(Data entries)
## Begin

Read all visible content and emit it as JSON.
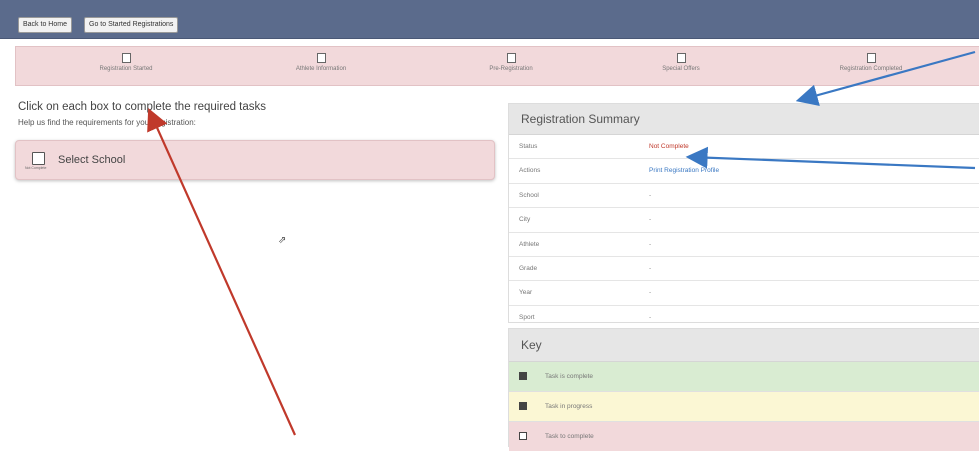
{
  "topbar": {
    "back_home": "Back to Home",
    "go_to_started": "Go to Started Registrations"
  },
  "steps": [
    {
      "label": "Registration Started"
    },
    {
      "label": "Athlete Information"
    },
    {
      "label": "Pre-Registration"
    },
    {
      "label": "Special Offers"
    },
    {
      "label": "Registration Completed"
    }
  ],
  "main": {
    "title": "Click on each box to complete the required tasks",
    "subtitle": "Help us find the requirements for your registration:",
    "task": {
      "label": "Select School",
      "status": "Not Complete"
    }
  },
  "summary": {
    "title": "Registration Summary",
    "rows": [
      {
        "key": "Status",
        "value": "Not Complete"
      },
      {
        "key": "Actions",
        "value": "Print Registration Profile"
      },
      {
        "key": "School",
        "value": "-"
      },
      {
        "key": "City",
        "value": "-"
      },
      {
        "key": "Athlete",
        "value": "-"
      },
      {
        "key": "Grade",
        "value": "-"
      },
      {
        "key": "Year",
        "value": "-"
      },
      {
        "key": "Sport",
        "value": "-"
      }
    ]
  },
  "key": {
    "title": "Key",
    "items": [
      {
        "label": "Task is complete"
      },
      {
        "label": "Task in progress"
      },
      {
        "label": "Task to complete"
      }
    ]
  },
  "colors": {
    "topbar": "#5b6b8c",
    "incomplete": "#f2d9db",
    "complete": "#d9ecd2",
    "progress": "#fbf7d4",
    "link": "#3a78c3",
    "error": "#c0392b",
    "annotation_red": "#c0392b",
    "annotation_blue": "#3a78c3"
  }
}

## End

- Problem to work on
Repeat the records above exactly, leaving out the pictures.

- Result of this exercise
Read all visible content and emit it as JSON.
{
  "topbar": {
    "back_home": "Back to Home",
    "go_to_started": "Go to Started Registrations"
  },
  "steps": [
    {
      "label": "Registration Started"
    },
    {
      "label": "Athlete Information"
    },
    {
      "label": "Pre-Registration"
    },
    {
      "label": "Special Offers"
    },
    {
      "label": "Registration Completed"
    }
  ],
  "main": {
    "title": "Click on each box to complete the required tasks",
    "subtitle": "Help us find the requirements for your registration:",
    "task": {
      "label": "Select School",
      "status": "Not Complete"
    }
  },
  "summary": {
    "title": "Registration Summary",
    "rows": [
      {
        "key": "Status",
        "value": "Not Complete"
      },
      {
        "key": "Actions",
        "value": "Print Registration Profile"
      },
      {
        "key": "School",
        "value": "-"
      },
      {
        "key": "City",
        "value": "-"
      },
      {
        "key": "Athlete",
        "value": "-"
      },
      {
        "key": "Grade",
        "value": "-"
      },
      {
        "key": "Year",
        "value": "-"
      },
      {
        "key": "Sport",
        "value": "-"
      }
    ]
  },
  "key": {
    "title": "Key",
    "items": [
      {
        "label": "Task is complete"
      },
      {
        "label": "Task in progress"
      },
      {
        "label": "Task to complete"
      }
    ]
  },
  "colors": {
    "topbar": "#5b6b8c",
    "incomplete": "#f2d9db",
    "complete": "#d9ecd2",
    "progress": "#fbf7d4",
    "link": "#3a78c3",
    "error": "#c0392b",
    "annotation_red": "#c0392b",
    "annotation_blue": "#3a78c3"
  }
}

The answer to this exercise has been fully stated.